## start
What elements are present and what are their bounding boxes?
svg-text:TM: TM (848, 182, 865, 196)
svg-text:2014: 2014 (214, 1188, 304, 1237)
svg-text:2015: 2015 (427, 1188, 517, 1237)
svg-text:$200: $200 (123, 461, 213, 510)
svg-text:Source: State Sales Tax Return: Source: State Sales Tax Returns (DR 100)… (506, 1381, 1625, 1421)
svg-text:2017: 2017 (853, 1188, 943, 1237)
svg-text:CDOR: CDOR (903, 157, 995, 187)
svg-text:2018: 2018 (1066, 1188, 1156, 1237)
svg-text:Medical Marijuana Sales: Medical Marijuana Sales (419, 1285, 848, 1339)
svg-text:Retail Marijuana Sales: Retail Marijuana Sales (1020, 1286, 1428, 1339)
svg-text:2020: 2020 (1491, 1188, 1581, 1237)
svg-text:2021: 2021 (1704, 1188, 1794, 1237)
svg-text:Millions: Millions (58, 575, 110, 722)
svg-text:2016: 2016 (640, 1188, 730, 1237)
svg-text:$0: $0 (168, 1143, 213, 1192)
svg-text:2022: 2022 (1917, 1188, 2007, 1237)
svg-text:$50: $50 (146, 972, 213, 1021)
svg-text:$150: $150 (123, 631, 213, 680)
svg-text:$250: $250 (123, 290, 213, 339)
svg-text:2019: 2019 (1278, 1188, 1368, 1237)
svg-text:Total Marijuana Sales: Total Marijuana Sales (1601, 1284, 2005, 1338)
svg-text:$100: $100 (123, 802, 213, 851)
## end
Requirement. Reproduce the rows from the start through the line containing "svg-text:2021: 2021 (1704, 1188, 1794, 1237)", replacing "Retail Marijuana Sales" with "Adult-Use Marijuana Sales" and leaving everything else unchanged.

Problem solution.
What elements are present and what are their bounding boxes?
svg-text:TM: TM (848, 182, 865, 196)
svg-text:2014: 2014 (214, 1188, 304, 1237)
svg-text:2015: 2015 (427, 1188, 517, 1237)
svg-text:$200: $200 (123, 461, 213, 510)
svg-text:Source: State Sales Tax Return: Source: State Sales Tax Returns (DR 100)… (506, 1381, 1625, 1421)
svg-text:2017: 2017 (853, 1188, 943, 1237)
svg-text:CDOR: CDOR (903, 157, 995, 187)
svg-text:2018: 2018 (1066, 1188, 1156, 1237)
svg-text:Medical Marijuana Sales: Medical Marijuana Sales (419, 1285, 848, 1339)
svg-text:Adult-Use Marijuana Sales: Adult-Use Marijuana Sales (1020, 1286, 1428, 1339)
svg-text:2020: 2020 (1491, 1188, 1581, 1237)
svg-text:2021: 2021 (1704, 1188, 1794, 1237)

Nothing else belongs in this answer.